Exercise description:
Retype the passage on graph database scalability word for word, keeping every line as it appears.

Estimated reading time: 10 minutes

Graph Databases are a great solution for many modern use cases: Fraud Detection, Knowledge Graphs, Asset Management, Recommendation Engines, IoT, Permission Management … you name it. 

All such projects benefit from a database technology capable of analyzing highly connected data points and their relations fast – Graph databases are designed for these tasks.

But the nature of graph data poses challenges when it comes to *buzzword alert* scalability. So why is this, and are graph databases capable of scaling? Let’s see…

In the following, we will define what we mean by scaling, take a closer look at two challenges potentially hindering scaling with graph databases and discuss solutions currently available.

What is “scalability of graph databases”?

Let’s quickly define what we mean here by scaling, as it is not “just” putting more data on one machine or throwing it on various ones. What you want when working with large or growing datasets is also an acceptable performance of your queries. 

So the real question here is: Are graph databases able to provide acceptable performance when data sets grow on a single machine or even exceed its capabilities?

Information shown:
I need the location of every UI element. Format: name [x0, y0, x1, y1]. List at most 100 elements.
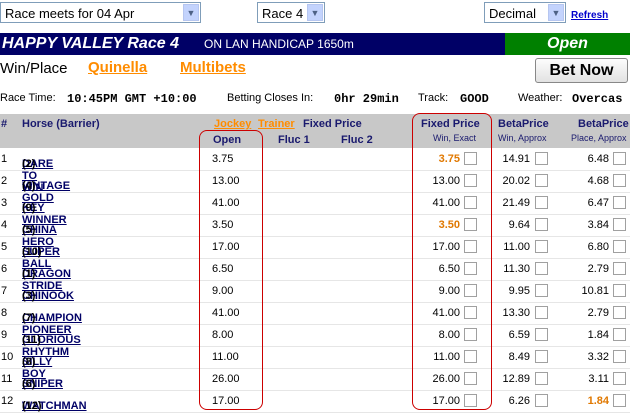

---

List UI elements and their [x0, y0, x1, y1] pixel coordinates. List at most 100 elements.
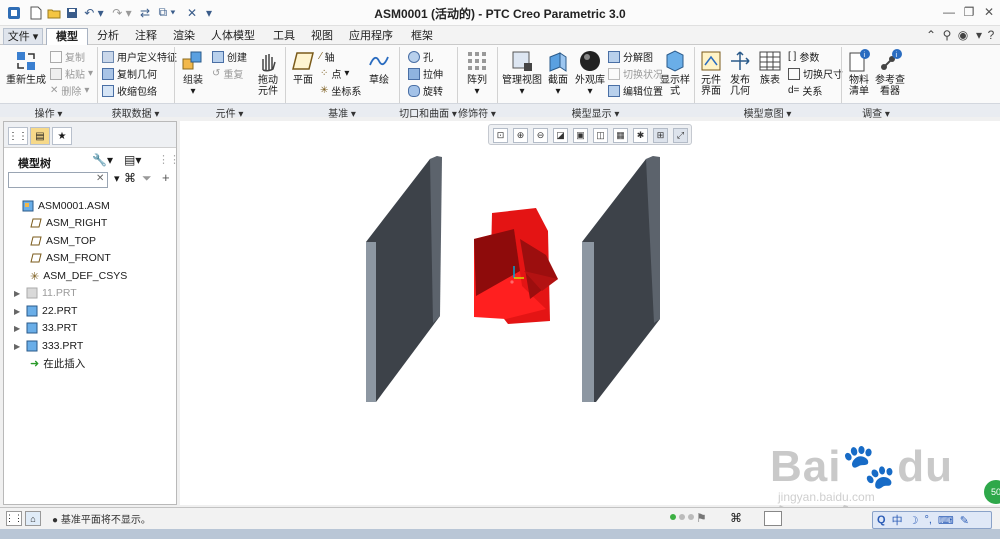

Output for this task:
Estimated reading time: 10 minutes

Graph Databases are a great solution for many modern use cases: Fraud Detection, Knowledge Graphs, Asset Management, Recommendation Engines, IoT, Permission Management … you name it. 

All such projects benefit from a database technology capable of analyzing highly connected data points and their relations fast – Graph databases are designed for these tasks.

But the nature of graph data poses challenges when it comes to *buzzword alert* scalability. So why is this, and are graph databases capable of scaling? Let’s see…

In the following, we will define what we mean by scaling, take a closer look at two challenges potentially hindering scaling with graph databases and discuss solutions currently available.

What is “scalability of graph databases”?

Let’s quickly define what we mean here by scaling, as it is not “just” putting more data on one machine or throwing it on various ones. What you want when working with large or growing datasets is also an acceptable performance of your queries. 

So the real question here is: Are graph databases able to provide acceptable performance when data sets grow on a single machine or even exceed its capabilities?